One final point: the mega exception type implies some kind of completeness; that if you catch this exception type when using a library, you’ve handled all possible exceptions. But that’s not true, a library can still throw a different exception type. So this approach may give people a false sense of security.
This approach is similar to the mega exception type except each
error condition has a separate data type. The advantages of this is
in the Either
case : you know exactly what will go
wrong because there is only one possible error case for this type
of exception, whereas in the mega exception type, you can catch the
type, but then you might have 30 different error conditions that
could happen. It’s unlikely that all 30 of those error cases could
go wrong, but you would have to assume they could, because of the
type.
For example, if a file doesn’t exist, that’s one type of exception. If a directory doesn’t exist, that is another type of exception. So a function such as openFile can claim to throw a product of these two exception types, the file not existing, or the directory not existing, or even that you do not have access to the directory, etc.
Throws (FileNotFound,DirectoryNotFound,AccessDenied)
The disadvantage is it’s hard to combine them. Product types
such as tuples don’t really scale. Type signatures also become very
unwieldy when dozens of different types come into play such as in
the IO APIs in base
. It’s hard to really manage that.
Just consider the large number of exceptions throwable by
base
.
Another issue is that users will have to know about all the
different types of exceptions that can be thrown in order to catch
everything from your library in the impure throw
case
, whereas in the mega exception case it’s easy to catch everything
because everything has already been put in one place for you.

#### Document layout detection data
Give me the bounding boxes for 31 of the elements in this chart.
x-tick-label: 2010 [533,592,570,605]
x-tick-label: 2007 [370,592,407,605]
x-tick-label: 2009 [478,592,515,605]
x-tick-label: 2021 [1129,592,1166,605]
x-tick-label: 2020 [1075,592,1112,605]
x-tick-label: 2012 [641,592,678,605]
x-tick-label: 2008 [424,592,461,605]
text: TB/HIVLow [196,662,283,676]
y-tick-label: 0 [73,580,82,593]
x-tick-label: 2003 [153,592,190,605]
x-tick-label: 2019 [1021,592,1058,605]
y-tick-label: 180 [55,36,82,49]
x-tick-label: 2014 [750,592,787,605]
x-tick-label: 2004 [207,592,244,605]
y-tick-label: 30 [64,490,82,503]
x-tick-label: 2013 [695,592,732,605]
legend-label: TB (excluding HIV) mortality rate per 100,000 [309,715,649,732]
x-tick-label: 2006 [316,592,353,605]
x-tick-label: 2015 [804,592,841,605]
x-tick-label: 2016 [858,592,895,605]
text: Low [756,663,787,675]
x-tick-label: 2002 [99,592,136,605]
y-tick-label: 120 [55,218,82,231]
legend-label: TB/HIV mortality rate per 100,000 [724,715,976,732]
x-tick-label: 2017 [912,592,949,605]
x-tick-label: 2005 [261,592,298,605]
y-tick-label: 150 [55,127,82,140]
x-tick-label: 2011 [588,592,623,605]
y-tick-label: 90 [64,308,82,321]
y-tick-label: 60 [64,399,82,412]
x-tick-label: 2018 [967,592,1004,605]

#### Brief
In the exception-handling text, answer these:
1. What false sense may the mega exception type give people?
2. Which three exception types appear in the example Throws signature?
3. Which product types are said not to really scale?
Answer using only the exception-handling text, not the lines.

#### Result of the exercise
1. A false sense of security.
2. FileNotFound, DirectoryNotFound and AccessDenied.
3. Tuples.